WRITTEN REQUEST :: The records below are split into lines. How many of those lines contain the string "desarrollo"? Reply with the number only.

RECORDS ::
________________________

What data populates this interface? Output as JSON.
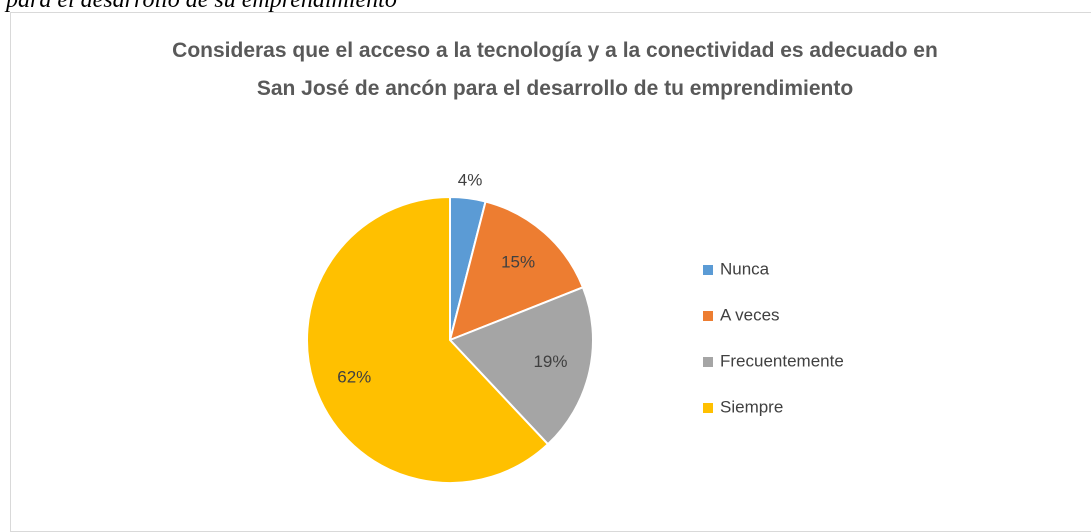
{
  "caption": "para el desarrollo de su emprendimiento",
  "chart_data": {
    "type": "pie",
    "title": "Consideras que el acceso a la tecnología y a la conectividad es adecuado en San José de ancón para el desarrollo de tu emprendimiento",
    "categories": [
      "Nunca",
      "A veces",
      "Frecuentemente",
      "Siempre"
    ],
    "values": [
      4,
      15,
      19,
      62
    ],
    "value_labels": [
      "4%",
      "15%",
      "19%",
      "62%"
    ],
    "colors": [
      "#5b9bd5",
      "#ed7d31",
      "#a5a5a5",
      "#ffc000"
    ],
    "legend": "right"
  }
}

________________________

SOLUTION FOR THIS EXERCISE :: 2